» **STATED EXERCISE A**: According to the syllabus excerpt, by what date are the research reports due?
» **STATED EXERCISE B**: Repeat word for word the stretch of the syllabus excerpt from "Students are required" through "reflections each week.".
____ EXCERPTED TEXT
05% Quiz (higher score)
10% Quiz (lower score)
20% Four-page essay
10% Research project
15% Midterm examination
20% Final examination
20% Class participation
The quizzes will be given in class on unannounced dates. They will be simple tests of your diligence in keeping up with and comprehending the assigned reading. The essay, a four-page typed, double-spaced (ca. 1,000 words) discussion of a topic assigned by the instructor, will serve as an exercise in analytical prose and critical historical interpretation. One of three possible due dates will be assigned to you randomly. A handout of pointers about how to write an essay will be distributed shortly after the semester begins. The research project will be a simple, structured exercise in finding and interpreting primary historical materials; full instructions will be handed out early in the semester, and the research reports are due in not later than 03 December. The midterm and final will be tests of your ability to integrate the materials of the course into your own critical historical interpretation. They will be in-class, open-notes, closed-book exams. (If a majority of the class wishes it, the final will be handed out in advance, and a take-home option may be added for it.) At the instructor's option, students with exemplary scores near the end of the semester may be exempted from the final examination. The best preparation for the exams is full and responsible participation in class discussions, which provides an opportunity to subject your ideas to public scrutiny. This is such an important element of history that class participation is factored materially into the grade. Indeed, the success of the course depends critically upon each student attending class religiously, completing the readings before class, and participating actively in the discussions. I do not require class attendance, but if you choose to skip class without cause, you risk missing a quiz and you lessen the cumulative total of your opportunities to earn a good class participation grade.

Students are required to submit a page of reflections on the current week's readings at the beginning of class for weeks 2 through 13 (see Schedule below), and they are encouraged to write an anonymous one-paragraph evaluation of the week's work at the end of the last class for the week. A handout of pointers about how to write a weekly reflection will be distributed shortly after the semester begins. The number of one-page reflections submitted will be factored into the class participation grade, but their content will not be graded; they provide writing practice for the student, encourage the taking of notes that will be useful for the exams, and allow the instructor to monitor progress in the course. As time permits, the instructor may or may not write comments on all the submitted reflections each week.
________
____ RECORDS
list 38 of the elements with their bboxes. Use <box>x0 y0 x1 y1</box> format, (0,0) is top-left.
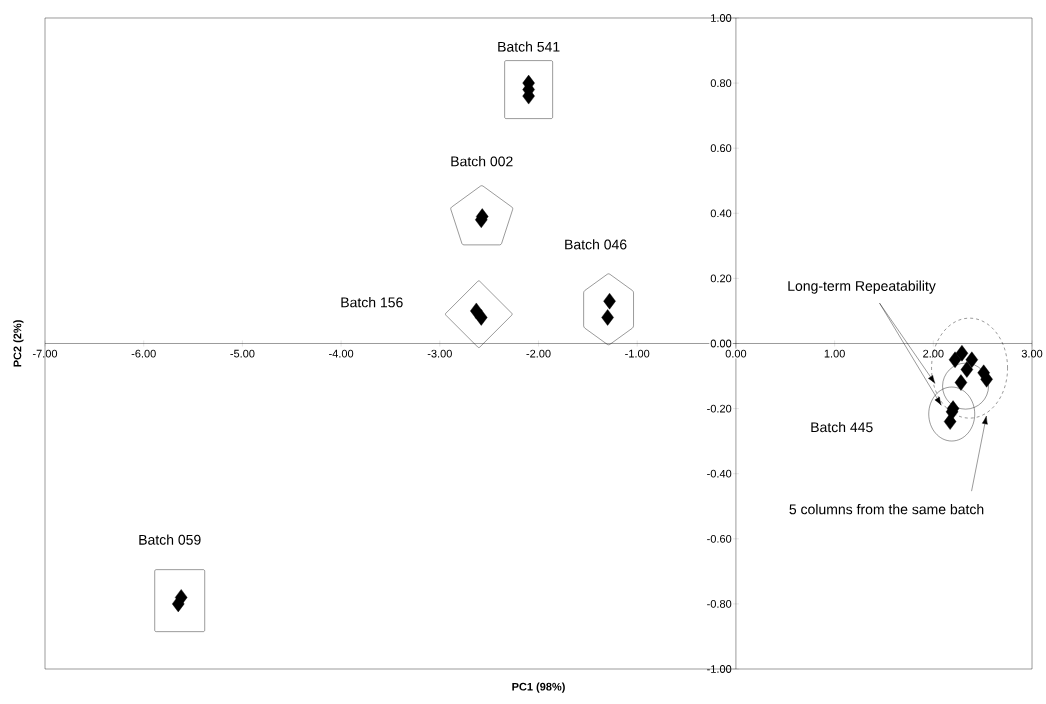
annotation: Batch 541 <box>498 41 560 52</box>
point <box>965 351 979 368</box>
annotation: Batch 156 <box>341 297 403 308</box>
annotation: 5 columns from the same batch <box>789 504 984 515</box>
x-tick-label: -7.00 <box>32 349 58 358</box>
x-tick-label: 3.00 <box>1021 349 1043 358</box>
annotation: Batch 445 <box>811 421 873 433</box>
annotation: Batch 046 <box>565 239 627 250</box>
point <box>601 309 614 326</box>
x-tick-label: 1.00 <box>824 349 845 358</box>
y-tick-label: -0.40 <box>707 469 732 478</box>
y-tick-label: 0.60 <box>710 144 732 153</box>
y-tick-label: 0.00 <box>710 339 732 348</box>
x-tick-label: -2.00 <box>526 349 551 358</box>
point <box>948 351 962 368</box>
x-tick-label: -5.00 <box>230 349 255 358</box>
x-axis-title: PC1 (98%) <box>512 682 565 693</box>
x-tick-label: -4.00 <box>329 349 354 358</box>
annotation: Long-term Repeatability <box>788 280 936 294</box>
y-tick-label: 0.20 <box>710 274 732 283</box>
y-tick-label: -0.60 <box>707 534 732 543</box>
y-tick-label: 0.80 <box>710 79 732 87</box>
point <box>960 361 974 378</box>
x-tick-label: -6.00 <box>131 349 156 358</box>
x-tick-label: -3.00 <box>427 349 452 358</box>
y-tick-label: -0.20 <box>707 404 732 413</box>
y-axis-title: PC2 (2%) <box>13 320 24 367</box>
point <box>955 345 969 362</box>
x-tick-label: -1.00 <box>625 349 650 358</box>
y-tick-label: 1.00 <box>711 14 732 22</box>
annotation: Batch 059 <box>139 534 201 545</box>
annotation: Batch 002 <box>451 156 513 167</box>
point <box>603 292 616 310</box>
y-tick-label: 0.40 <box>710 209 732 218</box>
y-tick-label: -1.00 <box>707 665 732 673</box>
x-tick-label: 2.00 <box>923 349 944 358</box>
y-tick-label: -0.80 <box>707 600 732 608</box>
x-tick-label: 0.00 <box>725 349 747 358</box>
________
____ RECORDS
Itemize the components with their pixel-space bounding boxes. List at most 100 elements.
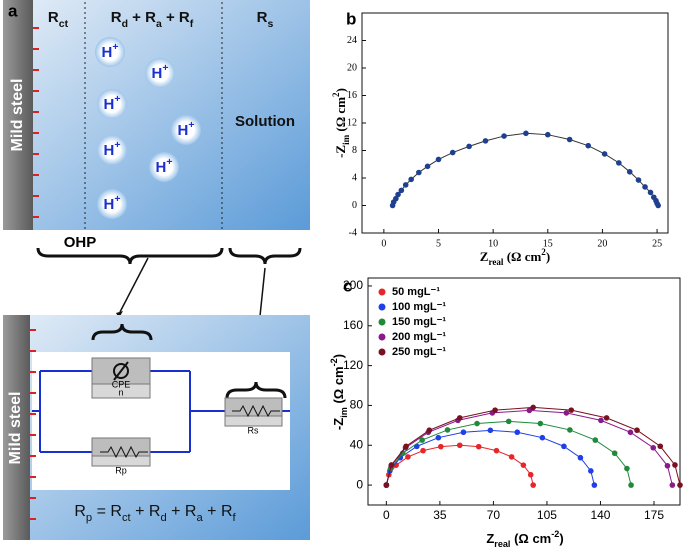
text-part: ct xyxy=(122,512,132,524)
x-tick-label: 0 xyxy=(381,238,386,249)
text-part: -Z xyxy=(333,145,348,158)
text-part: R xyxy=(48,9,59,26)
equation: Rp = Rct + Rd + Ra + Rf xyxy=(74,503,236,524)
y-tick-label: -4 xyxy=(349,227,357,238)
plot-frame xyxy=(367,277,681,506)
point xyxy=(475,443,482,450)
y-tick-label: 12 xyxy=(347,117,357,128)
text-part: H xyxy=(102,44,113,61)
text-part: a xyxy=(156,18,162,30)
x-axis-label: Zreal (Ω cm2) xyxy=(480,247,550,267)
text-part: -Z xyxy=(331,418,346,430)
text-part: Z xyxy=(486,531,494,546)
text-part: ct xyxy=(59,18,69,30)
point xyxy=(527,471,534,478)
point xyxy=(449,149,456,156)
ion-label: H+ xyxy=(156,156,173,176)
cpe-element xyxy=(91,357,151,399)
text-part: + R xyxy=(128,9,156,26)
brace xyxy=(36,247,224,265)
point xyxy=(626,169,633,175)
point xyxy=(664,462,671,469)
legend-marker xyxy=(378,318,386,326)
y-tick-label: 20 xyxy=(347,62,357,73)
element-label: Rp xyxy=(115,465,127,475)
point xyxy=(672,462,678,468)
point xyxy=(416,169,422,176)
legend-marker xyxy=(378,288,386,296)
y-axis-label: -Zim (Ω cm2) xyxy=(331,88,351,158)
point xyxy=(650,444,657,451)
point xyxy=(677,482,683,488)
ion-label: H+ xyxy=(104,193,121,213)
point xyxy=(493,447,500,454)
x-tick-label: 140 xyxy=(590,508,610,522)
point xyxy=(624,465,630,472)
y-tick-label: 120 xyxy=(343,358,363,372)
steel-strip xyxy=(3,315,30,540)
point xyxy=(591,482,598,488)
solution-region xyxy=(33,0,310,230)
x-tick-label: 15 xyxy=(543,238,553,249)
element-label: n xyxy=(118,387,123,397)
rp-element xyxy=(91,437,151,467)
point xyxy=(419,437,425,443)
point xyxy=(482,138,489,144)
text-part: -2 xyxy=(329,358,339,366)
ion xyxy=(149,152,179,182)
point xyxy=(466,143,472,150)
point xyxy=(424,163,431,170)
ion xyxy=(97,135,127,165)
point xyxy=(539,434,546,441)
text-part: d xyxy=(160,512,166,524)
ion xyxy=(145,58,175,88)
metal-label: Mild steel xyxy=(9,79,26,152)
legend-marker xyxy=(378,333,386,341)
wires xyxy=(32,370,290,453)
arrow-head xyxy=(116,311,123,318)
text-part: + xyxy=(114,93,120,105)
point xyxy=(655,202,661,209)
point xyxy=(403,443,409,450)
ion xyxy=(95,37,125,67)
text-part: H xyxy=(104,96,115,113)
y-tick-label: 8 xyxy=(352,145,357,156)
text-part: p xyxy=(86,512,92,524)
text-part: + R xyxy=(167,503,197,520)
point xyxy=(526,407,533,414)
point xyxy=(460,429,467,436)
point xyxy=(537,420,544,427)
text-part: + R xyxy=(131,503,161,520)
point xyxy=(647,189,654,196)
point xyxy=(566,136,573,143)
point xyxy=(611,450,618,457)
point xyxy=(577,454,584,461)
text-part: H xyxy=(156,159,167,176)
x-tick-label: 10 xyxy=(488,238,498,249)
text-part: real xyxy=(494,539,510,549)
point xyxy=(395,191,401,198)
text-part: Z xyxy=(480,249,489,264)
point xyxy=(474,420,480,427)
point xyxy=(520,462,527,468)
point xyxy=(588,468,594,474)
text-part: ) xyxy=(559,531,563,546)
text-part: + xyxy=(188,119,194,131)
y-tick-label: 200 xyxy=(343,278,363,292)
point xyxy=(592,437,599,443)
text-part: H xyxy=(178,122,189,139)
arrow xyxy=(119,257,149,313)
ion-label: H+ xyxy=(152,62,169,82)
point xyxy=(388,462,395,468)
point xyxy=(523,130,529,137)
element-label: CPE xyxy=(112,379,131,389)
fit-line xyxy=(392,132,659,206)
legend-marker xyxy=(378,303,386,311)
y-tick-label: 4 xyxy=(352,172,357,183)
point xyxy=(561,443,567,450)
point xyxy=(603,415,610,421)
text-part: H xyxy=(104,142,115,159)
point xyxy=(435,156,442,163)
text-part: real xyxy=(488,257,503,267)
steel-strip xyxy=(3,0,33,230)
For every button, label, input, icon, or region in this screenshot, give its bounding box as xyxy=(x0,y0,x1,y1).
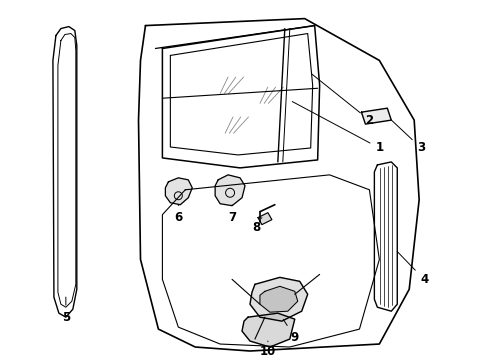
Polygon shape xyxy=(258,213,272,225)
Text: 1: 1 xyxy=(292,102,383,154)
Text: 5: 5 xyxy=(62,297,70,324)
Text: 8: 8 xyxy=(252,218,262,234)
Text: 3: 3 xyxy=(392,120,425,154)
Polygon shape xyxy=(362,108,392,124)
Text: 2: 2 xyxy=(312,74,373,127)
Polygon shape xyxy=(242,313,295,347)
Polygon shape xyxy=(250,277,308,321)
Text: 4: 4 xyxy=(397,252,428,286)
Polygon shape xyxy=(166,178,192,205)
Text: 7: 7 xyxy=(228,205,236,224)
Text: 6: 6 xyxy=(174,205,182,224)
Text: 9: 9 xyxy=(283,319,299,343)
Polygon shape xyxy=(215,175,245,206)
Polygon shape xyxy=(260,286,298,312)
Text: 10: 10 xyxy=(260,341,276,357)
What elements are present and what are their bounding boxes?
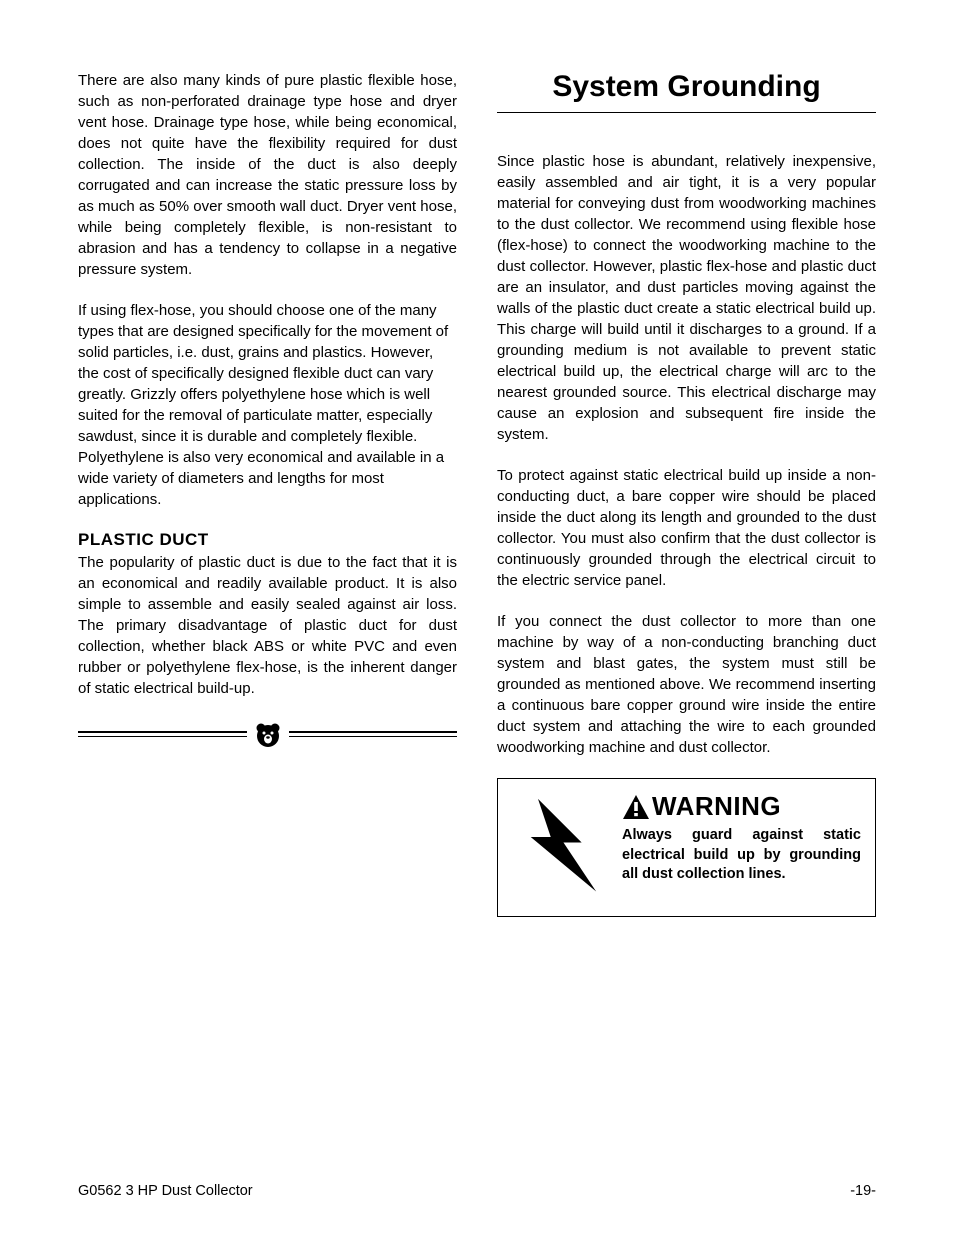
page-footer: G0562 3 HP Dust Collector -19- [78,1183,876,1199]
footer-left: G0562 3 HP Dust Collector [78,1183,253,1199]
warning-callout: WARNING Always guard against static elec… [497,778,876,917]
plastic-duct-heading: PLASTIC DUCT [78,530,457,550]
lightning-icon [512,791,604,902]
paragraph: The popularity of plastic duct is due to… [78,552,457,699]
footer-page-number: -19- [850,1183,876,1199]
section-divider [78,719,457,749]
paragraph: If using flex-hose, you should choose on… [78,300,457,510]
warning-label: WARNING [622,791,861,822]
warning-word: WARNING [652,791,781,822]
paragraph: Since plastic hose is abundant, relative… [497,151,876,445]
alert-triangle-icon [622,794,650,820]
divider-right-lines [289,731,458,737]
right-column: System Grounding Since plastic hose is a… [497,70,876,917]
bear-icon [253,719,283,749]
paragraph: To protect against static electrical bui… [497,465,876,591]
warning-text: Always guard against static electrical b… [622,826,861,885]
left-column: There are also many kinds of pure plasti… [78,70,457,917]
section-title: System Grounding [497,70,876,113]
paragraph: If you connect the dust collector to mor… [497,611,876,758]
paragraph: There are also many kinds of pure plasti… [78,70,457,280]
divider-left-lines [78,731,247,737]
________
» **ANSWER A**: The research reports are due not later than 03 December.

» **ANSWER B**:
Students are required to submit a page of reflections on the current week's readings at the beginning of class for weeks 2 through 13 (see Schedule below), and they are encouraged to write an anonymous one-paragraph evaluation of the week's work at the end of the last class for the week. A handout of pointers about how to write a weekly reflection will be distributed shortly after the semester begins. The number of one-page reflections submitted will be factored into the class participation grade, but their content will not be graded; they provide writing practice for the student, encourage the taking of notes that will be useful for the exams, and allow the instructor to monitor progress in the course. As time permits, the instructor may or may not write comments on all the submitted reflections each week.